▸ **Text shown**:

The dilemma in our case was that the PICU team started the hydrocortisone before withdrawing the hormonal examination sample, which masked the low cortisol level in the presence of the high ACTH level. The low level of 17-Hydroxy-progesterone was against the diagnosis of congenital adrenal hyperplasia.
We noticed that the ACTH level in 3 consecutive clinic visits was not suppressed even with the increment of cortisol dose, which suggested ACTH resistance, and molecular genetic analysis of MC2R for familial glucocorticoid deficiency type1 was requested.
Genomic DNA was screened for mutation in the MC2R gene. The complete coding region of exon 2 of the MC2R gene was amplified by a polymerase chain reaction and analyzed by direct sequencing. The resulting sequence data were compared with the reference sequence ID NM_000529.2. 14 Sequence analysis revealed a homozygous deletion of 2 nucleotides at position c.763_764 in exon 2 of the MC2R gene (c.763_764delAT), resulting in a premature termination codon (p. Met255ValfsX17) and subsequently in degradation of the mRNA (nonsense-mediated decay) or in a truncation of the protein. This mutation has not been described in the literature so far. Screening of family members for gene mutation revealed both parents are heterozygous carriers for c.763_764delAT (p. Met255ValfsX17) mutation in MC2R.

▸ **Set of tasks**:
1 - Can you reproduce the passage in the MC2R case report between "The dilemma in" and "type1 was requested.", inclusive, word for word?
2 - What would come next in the case report on the MC2R gene mutation? Write a continuation that picks up after its final sentence.

▸ **Extracted material**:
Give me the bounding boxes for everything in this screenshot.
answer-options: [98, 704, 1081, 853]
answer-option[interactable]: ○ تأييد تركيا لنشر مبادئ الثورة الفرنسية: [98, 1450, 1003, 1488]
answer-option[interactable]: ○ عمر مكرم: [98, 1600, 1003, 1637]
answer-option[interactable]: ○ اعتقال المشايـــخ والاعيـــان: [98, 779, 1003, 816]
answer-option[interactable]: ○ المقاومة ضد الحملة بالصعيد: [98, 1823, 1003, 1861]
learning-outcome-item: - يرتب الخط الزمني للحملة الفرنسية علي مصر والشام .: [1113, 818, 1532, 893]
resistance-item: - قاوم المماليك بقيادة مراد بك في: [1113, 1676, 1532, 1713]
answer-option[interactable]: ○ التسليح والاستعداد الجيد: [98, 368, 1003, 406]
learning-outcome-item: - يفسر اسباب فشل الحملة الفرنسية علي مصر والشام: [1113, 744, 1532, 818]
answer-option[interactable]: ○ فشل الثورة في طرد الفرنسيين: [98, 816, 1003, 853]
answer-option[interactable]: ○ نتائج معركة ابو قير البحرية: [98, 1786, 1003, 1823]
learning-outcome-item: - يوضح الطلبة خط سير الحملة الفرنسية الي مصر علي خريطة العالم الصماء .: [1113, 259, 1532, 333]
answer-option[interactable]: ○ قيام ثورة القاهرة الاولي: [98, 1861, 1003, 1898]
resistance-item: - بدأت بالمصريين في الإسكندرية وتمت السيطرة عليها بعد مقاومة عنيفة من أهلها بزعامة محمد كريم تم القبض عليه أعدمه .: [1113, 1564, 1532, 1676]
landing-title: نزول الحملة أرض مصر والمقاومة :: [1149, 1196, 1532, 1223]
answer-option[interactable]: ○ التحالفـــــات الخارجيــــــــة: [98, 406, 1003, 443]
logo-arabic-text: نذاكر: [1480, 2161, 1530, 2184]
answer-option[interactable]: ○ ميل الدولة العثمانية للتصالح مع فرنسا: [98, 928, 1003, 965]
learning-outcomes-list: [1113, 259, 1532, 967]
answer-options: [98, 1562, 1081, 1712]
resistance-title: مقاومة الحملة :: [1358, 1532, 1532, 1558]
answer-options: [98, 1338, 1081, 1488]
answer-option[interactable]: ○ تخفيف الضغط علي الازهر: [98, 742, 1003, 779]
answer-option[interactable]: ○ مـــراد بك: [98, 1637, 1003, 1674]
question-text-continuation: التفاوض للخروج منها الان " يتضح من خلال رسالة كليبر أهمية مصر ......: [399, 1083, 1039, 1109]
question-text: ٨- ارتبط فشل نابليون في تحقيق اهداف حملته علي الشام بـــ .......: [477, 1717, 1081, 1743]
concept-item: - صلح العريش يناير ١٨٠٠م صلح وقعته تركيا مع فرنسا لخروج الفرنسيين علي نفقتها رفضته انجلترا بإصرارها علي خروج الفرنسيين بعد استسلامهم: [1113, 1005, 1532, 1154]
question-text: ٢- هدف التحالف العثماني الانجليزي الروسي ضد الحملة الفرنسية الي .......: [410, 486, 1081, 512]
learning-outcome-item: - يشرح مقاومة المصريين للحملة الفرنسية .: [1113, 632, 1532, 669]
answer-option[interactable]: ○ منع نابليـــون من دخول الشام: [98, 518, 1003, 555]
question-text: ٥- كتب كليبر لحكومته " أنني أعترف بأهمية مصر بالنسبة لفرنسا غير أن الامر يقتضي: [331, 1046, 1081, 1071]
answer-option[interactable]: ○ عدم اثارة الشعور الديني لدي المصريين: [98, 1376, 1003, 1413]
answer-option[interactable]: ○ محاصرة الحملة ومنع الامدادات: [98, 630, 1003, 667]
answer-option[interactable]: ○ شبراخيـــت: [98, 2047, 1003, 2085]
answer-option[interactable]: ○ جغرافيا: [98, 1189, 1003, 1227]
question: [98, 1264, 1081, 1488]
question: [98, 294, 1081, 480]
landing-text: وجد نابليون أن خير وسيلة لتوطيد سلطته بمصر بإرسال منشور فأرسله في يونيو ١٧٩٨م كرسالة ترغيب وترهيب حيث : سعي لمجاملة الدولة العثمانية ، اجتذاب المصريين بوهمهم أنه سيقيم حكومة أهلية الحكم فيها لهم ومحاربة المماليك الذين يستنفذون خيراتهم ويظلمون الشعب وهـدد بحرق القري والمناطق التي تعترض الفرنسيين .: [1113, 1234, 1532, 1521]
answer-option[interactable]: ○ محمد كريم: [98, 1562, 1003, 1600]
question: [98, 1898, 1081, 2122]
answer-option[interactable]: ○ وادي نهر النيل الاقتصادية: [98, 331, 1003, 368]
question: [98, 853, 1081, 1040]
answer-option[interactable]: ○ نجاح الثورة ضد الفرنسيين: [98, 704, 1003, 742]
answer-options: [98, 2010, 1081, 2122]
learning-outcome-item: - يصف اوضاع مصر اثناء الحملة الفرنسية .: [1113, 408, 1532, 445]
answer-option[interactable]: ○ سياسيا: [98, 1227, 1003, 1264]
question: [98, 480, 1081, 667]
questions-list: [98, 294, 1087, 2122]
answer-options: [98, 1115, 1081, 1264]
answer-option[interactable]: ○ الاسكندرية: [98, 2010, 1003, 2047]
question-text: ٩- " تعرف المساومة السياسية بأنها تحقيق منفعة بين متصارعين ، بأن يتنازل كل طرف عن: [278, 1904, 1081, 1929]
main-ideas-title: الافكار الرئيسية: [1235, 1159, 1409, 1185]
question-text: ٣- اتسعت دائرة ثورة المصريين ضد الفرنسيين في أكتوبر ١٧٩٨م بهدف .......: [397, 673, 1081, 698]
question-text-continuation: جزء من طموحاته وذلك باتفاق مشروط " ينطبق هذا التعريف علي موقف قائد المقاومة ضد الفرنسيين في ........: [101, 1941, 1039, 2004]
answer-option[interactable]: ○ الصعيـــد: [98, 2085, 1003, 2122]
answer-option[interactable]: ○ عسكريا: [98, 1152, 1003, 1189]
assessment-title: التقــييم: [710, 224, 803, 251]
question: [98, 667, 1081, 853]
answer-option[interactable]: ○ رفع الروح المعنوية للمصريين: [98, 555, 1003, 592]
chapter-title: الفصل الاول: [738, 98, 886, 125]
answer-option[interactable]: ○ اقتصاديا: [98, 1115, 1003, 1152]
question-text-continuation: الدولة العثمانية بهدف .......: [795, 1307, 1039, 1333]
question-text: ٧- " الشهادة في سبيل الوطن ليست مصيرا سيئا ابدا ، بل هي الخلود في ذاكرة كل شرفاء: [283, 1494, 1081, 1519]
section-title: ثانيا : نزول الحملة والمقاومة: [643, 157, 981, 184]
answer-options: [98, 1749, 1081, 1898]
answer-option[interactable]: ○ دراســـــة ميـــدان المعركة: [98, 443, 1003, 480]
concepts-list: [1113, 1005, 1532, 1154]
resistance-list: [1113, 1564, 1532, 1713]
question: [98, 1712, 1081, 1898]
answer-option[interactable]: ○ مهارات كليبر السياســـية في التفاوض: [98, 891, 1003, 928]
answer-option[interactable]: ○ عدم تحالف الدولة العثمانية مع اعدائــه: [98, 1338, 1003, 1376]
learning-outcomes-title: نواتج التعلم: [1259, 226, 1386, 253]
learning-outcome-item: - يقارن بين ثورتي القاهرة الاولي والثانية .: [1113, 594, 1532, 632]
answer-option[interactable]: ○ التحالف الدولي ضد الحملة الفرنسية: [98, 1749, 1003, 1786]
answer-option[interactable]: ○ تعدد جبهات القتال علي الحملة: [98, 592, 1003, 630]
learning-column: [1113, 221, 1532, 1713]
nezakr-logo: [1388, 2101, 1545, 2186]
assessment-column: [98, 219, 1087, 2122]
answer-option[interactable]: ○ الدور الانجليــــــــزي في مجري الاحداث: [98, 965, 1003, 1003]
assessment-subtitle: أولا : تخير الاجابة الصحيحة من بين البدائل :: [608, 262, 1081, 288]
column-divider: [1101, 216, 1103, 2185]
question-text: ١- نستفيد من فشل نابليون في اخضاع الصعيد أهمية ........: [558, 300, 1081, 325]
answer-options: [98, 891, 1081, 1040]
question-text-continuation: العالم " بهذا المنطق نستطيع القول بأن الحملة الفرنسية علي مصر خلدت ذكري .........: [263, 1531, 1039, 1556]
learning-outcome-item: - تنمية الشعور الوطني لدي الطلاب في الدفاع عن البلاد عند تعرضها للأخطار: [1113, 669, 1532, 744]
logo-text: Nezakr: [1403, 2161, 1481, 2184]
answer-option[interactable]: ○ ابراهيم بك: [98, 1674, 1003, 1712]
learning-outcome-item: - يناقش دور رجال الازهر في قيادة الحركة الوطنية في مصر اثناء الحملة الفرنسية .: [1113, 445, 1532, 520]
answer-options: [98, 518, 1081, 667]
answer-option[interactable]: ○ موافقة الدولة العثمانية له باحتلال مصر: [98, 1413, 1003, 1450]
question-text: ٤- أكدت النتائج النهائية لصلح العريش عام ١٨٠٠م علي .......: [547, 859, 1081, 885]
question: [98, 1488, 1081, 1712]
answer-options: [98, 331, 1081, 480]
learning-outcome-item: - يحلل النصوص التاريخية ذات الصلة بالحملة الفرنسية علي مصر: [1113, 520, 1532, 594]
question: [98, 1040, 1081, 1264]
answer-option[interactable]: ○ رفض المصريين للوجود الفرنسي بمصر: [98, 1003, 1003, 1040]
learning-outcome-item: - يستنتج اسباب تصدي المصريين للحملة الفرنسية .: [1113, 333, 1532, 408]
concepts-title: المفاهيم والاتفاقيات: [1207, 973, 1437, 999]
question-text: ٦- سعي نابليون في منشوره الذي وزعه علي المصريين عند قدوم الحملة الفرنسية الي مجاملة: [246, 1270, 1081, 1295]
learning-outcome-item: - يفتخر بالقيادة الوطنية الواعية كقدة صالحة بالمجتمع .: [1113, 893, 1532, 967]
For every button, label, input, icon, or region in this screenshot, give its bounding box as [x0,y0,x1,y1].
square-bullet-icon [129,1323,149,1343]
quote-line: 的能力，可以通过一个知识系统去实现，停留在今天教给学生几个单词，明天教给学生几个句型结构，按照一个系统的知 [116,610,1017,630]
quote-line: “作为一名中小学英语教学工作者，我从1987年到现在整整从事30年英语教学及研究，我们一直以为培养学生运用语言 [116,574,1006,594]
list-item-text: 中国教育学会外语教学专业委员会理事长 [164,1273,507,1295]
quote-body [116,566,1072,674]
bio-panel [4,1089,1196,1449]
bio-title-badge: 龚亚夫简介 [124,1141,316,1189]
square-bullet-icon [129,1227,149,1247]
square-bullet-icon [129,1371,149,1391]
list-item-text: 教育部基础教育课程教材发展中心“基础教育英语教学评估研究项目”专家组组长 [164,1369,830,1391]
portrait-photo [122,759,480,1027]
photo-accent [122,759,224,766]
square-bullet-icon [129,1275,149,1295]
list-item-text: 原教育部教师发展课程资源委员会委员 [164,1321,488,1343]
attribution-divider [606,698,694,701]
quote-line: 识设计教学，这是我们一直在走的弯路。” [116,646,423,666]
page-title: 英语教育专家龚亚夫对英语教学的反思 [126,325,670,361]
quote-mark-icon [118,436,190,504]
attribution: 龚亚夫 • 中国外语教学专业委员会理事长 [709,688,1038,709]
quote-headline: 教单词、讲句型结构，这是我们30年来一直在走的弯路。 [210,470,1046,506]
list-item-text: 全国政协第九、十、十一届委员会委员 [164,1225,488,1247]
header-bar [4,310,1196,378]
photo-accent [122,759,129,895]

▸ **Expected outputs**:
1 -
The dilemma in our case was that the PICU team started the hydrocortisone before withdrawing the hormonal examination sample, which masked the low cortisol level in the presence of the high ACTH level. The low level of 17-Hydroxy-progesterone was against the diagnosis of congenital adrenal hyperplasia.
We noticed that the ACTH level in 3 consecutive clinic visits was not suppressed even with the increment of cortisol dose, which suggested ACTH resistance, and molecular genetic analysis of MC2R for familial glucocorticoid deficiency type1 was requested.

2 -
Prolonged neonatal cholestasis due to endocrine diseases is poorly recognized and the referral to the pediatric endocrinologist is usually delayed. Cholestasis due to hypopituitarism as well as isolated cortisol deficiency had been reported in the literature. 15
Cortisol deficiency is a treatable cause of infantile cholestasis when diagnosed early. If left untreated, it may lead to cirrhosis, portal hypertension, and later liver transplantation.12,16 Our patient had neonatal cholestasis and developed acute liver failure. His cholestasis resolved within 3 months of cortisol therapy.
Our case has many points for valuable consideration; 1. The patient’s family belongs to one of the tribes in Saudi Arabia with a black skin complexion that is why hyperpigmentation was difficult to be noticed at the neonatal period, 2. Salt losing parameters due to mineralocorticoid deficiency were not a common presentation of familial glucocorticoid deficiency, and 3. The mutation detected is a novel mutation.
Conclusions
Young infants presenting with cholestasis and documented hypoglycemia should alert pediatricians to the possibility of cortisol deficiency. In a sick child, the diagnosis of FGD can be easily missed and the measurement of serum ACTH and cortisol before starting steroid therapy is crucial for the diagnosis of FGD.
Footnotes
Funding:
The author(s) received no financial support for the research, authorship, and/or publication of this article.
Declaration of conflicting interests:
The author(s) declared no potential conflicts of interest with respect to the research, authorship, and/or publication of this article.
Author Contributions
NK: set the idea of the study and designed the study. NK, AA, EA: reviewed literature, drafted the manuscript. AB, MN, MK: critically analyzed the data. All authors reviewed and approved the manuscript for final publication.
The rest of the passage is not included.